Below is a block of records; reproduce all of them exactly and leave out any pictures.
☆ ☆ ☆ ☆ ☆ ☆ ☆
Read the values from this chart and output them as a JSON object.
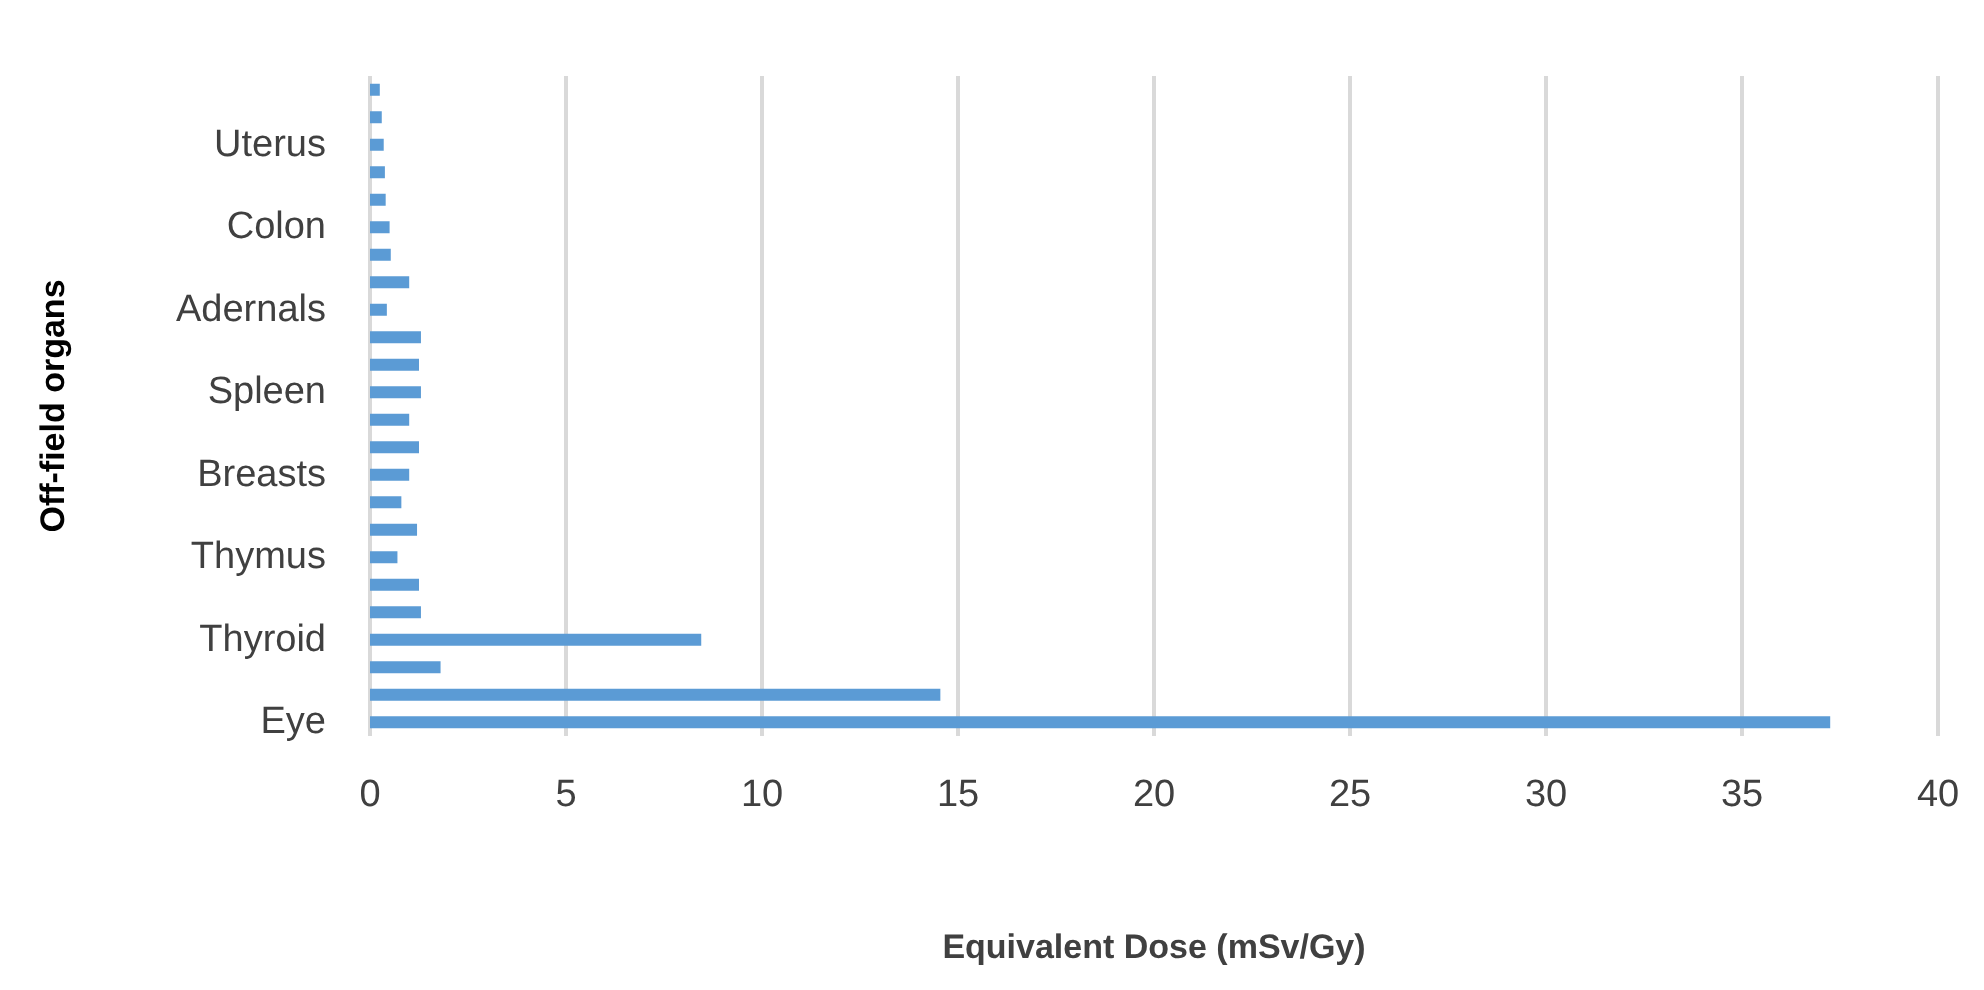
{
  "chart_data": {
    "type": "bar",
    "orientation": "horizontal",
    "xlabel": "Equivalent Dose (mSv/Gy)",
    "ylabel": "Off-field organs",
    "categories": [
      null,
      null,
      "Uterus",
      null,
      null,
      "Colon",
      null,
      null,
      "Adernals",
      null,
      null,
      "Spleen",
      null,
      null,
      "Breasts",
      null,
      null,
      "Thymus",
      null,
      null,
      "Thyroid",
      null,
      null,
      "Eye"
    ],
    "values": [
      0.25,
      0.3,
      0.35,
      0.38,
      0.4,
      0.5,
      0.53,
      1.0,
      0.43,
      1.3,
      1.25,
      1.3,
      1.0,
      1.25,
      1.0,
      0.8,
      1.2,
      0.7,
      1.25,
      1.3,
      8.45,
      1.8,
      14.55,
      37.25
    ],
    "color": "#5b9bd5",
    "xlim": [
      0,
      40
    ],
    "xticks": [
      0,
      5,
      10,
      15,
      20,
      25,
      30,
      35,
      40
    ],
    "grid": "x"
  }
}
☆ ☆ ☆ ☆ ☆ ☆ ☆
### TASK SOLUTION
Read the values from this chart and output them as a JSON object.
{
  "chart_data": {
    "type": "bar",
    "orientation": "horizontal",
    "xlabel": "Equivalent Dose (mSv/Gy)",
    "ylabel": "Off-field organs",
    "categories": [
      null,
      null,
      "Uterus",
      null,
      null,
      "Colon",
      null,
      null,
      "Adernals",
      null,
      null,
      "Spleen",
      null,
      null,
      "Breasts",
      null,
      null,
      "Thymus",
      null,
      null,
      "Thyroid",
      null,
      null,
      "Eye"
    ],
    "values": [
      0.25,
      0.3,
      0.35,
      0.38,
      0.4,
      0.5,
      0.53,
      1.0,
      0.43,
      1.3,
      1.25,
      1.3,
      1.0,
      1.25,
      1.0,
      0.8,
      1.2,
      0.7,
      1.25,
      1.3,
      8.45,
      1.8,
      14.55,
      37.25
    ],
    "color": "#5b9bd5",
    "xlim": [
      0,
      40
    ],
    "xticks": [
      0,
      5,
      10,
      15,
      20,
      25,
      30,
      35,
      40
    ],
    "grid": "x"
  }
}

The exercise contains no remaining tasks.